▸ **Required work**:
Look for the word "content" in each line and report the count of matching lines, with nothing added.

▸ **Data for the task**:
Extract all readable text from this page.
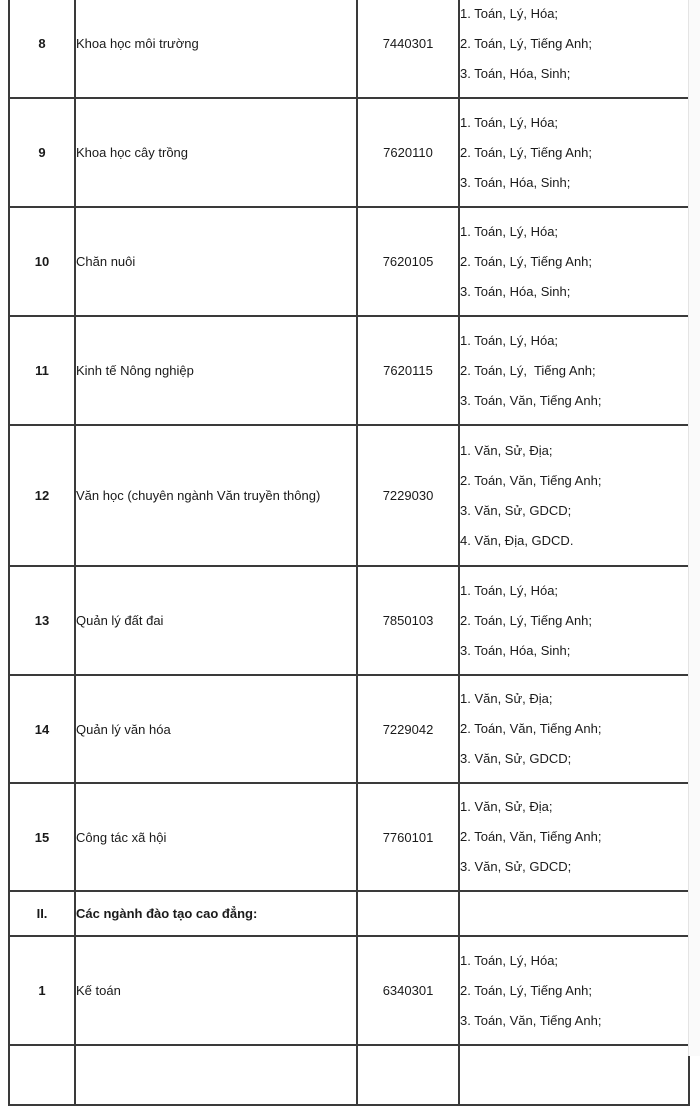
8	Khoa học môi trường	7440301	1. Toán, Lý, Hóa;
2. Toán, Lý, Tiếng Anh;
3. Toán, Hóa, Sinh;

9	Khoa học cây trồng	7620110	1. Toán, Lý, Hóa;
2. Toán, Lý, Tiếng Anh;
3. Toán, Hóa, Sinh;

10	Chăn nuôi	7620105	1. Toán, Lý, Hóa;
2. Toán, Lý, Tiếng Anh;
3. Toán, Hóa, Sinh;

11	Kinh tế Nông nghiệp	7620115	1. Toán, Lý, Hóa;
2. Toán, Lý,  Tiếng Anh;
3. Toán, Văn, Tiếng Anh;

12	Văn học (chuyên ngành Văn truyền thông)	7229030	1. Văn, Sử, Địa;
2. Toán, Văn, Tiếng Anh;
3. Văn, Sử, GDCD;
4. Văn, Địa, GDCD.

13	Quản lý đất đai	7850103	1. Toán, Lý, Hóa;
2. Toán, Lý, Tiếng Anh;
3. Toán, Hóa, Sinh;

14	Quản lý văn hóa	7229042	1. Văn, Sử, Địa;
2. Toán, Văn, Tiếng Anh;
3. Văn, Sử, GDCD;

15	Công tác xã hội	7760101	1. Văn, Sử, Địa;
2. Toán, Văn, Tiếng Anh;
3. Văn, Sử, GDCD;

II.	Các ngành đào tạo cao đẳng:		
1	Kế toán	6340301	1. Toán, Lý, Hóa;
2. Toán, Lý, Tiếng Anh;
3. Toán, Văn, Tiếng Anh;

==

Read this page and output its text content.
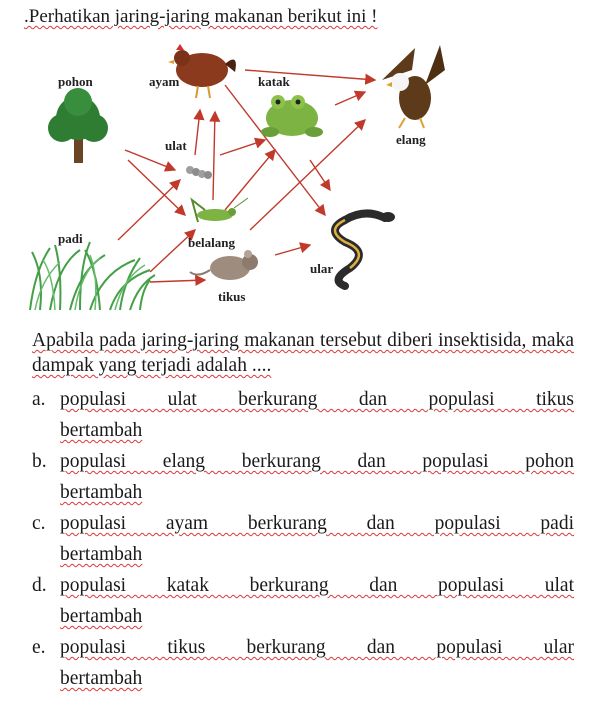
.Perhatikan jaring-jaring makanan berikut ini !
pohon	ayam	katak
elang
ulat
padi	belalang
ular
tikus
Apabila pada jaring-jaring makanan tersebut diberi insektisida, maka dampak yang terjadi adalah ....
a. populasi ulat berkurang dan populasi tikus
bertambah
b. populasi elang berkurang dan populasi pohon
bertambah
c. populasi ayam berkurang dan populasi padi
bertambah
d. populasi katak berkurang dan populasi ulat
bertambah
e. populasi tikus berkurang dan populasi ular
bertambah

* * *

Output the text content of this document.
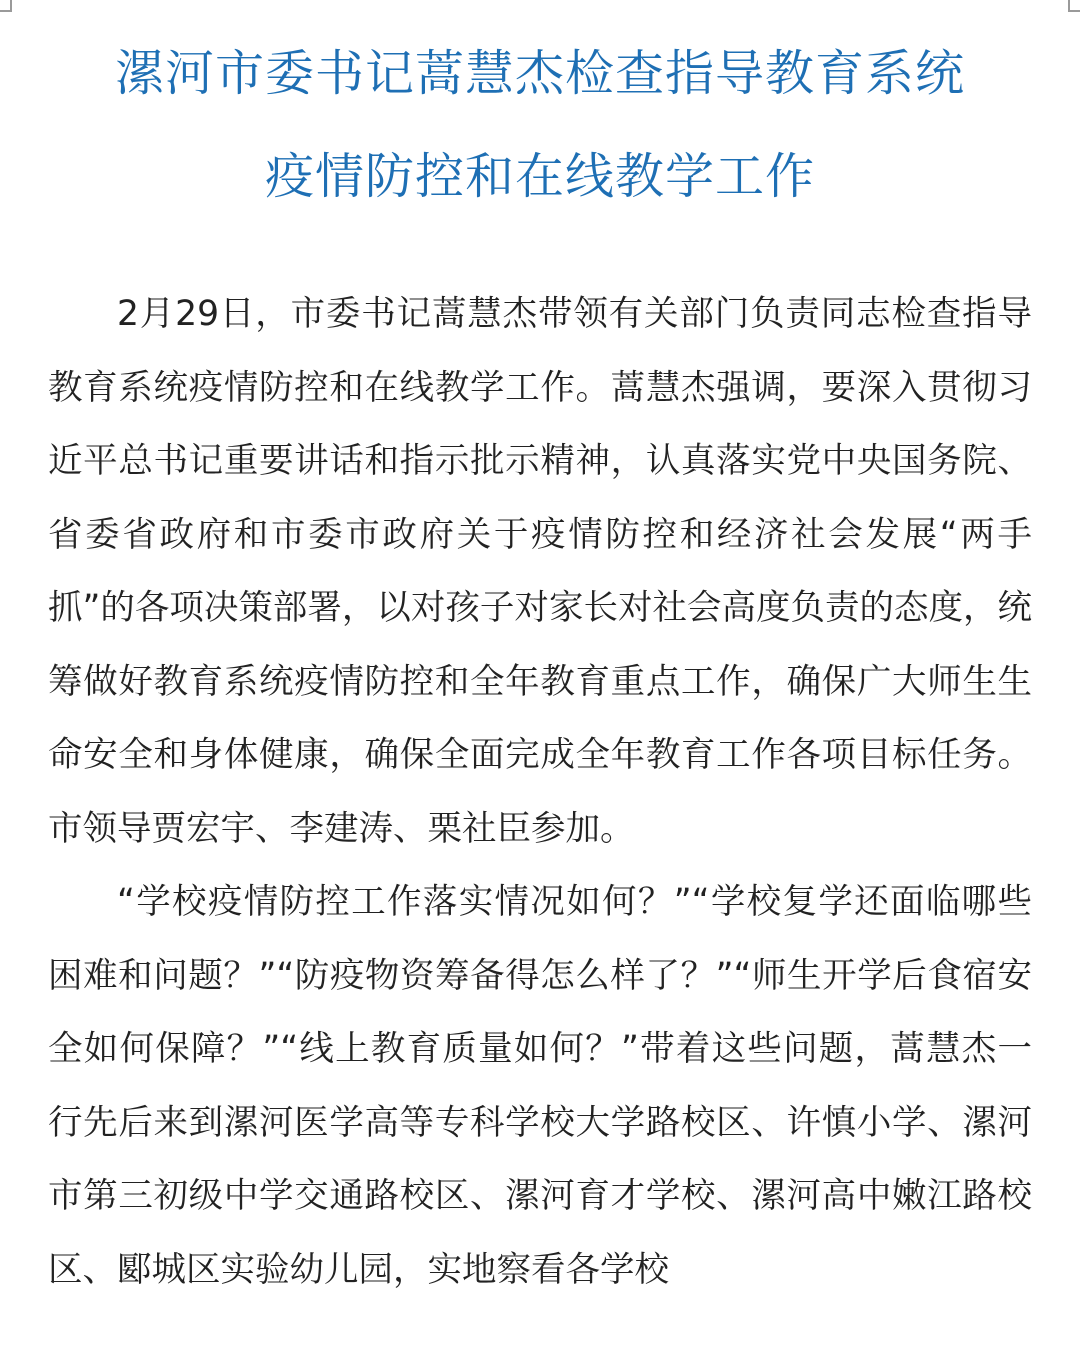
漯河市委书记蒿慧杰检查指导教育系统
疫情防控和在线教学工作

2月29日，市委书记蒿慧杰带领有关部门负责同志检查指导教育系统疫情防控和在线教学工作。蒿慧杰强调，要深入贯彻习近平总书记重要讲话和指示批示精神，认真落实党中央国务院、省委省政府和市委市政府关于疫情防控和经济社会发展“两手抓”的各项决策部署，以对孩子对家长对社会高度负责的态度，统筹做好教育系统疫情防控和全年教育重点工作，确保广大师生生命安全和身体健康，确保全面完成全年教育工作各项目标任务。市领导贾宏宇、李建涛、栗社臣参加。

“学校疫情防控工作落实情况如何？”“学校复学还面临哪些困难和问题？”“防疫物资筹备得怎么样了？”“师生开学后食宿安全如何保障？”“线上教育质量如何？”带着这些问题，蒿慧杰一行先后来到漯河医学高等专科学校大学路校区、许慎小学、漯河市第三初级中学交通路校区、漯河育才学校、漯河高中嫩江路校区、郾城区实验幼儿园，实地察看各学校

▸ **Worked solution**:
2